• [EXERCISE REQUIREMENTS]:
Pictures are not part of the copy; repeat everything else in the records exactly.

Stored data entries:
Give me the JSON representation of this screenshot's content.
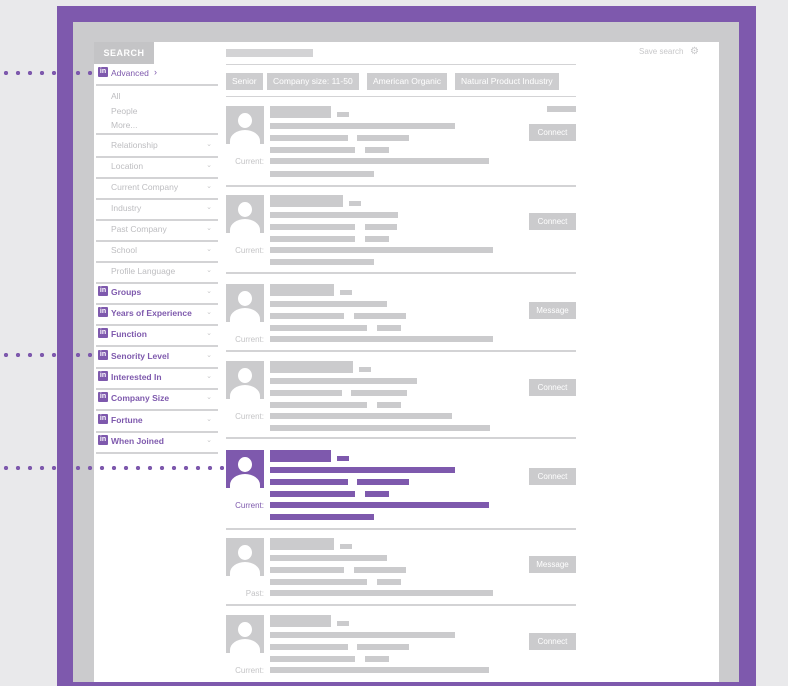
{
  "search_tab": "SEARCH",
  "save_search": "Save search",
  "filters": [
    "Senior",
    "Company size: 11-50",
    "American Organic",
    "Natural Product Industry"
  ],
  "sidebar": {
    "advanced": "Advanced",
    "sub_items": [
      "All",
      "People",
      "More..."
    ],
    "plain_filters": [
      "Relationship",
      "Location",
      "Current Company",
      "Industry",
      "Past Company",
      "School",
      "Profile Language"
    ],
    "linkedin_filters": [
      "Groups",
      "Years of Experience",
      "Function",
      "Senority Level",
      "Interested In",
      "Company Size",
      "Fortune",
      "When Joined"
    ]
  },
  "li_badge": "in",
  "results": [
    {
      "label": "Current:",
      "action": "Connect"
    },
    {
      "label": "Current:",
      "action": "Connect"
    },
    {
      "label": "Current:",
      "action": "Message"
    },
    {
      "label": "Current:",
      "action": "Connect"
    },
    {
      "label": "Current:",
      "action": "Connect"
    },
    {
      "label": "Past:",
      "action": "Message"
    },
    {
      "label": "Current:",
      "action": "Connect"
    }
  ],
  "colors": {
    "accent": "#7e59ad",
    "placeholder": "#cbcbcd"
  }
}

• [SOLVED EXERCISE]:
Give me the JSON representation of this screenshot's content.
{
  "search_tab": "SEARCH",
  "save_search": "Save search",
  "filters": [
    "Senior",
    "Company size: 11-50",
    "American Organic",
    "Natural Product Industry"
  ],
  "sidebar": {
    "advanced": "Advanced",
    "sub_items": [
      "All",
      "People",
      "More..."
    ],
    "plain_filters": [
      "Relationship",
      "Location",
      "Current Company",
      "Industry",
      "Past Company",
      "School",
      "Profile Language"
    ],
    "linkedin_filters": [
      "Groups",
      "Years of Experience",
      "Function",
      "Senority Level",
      "Interested In",
      "Company Size",
      "Fortune",
      "When Joined"
    ]
  },
  "li_badge": "in",
  "results": [
    {
      "label": "Current:",
      "action": "Connect"
    },
    {
      "label": "Current:",
      "action": "Connect"
    },
    {
      "label": "Current:",
      "action": "Message"
    },
    {
      "label": "Current:",
      "action": "Connect"
    },
    {
      "label": "Current:",
      "action": "Connect"
    },
    {
      "label": "Past:",
      "action": "Message"
    },
    {
      "label": "Current:",
      "action": "Connect"
    }
  ],
  "colors": {
    "accent": "#7e59ad",
    "placeholder": "#cbcbcd"
  }
}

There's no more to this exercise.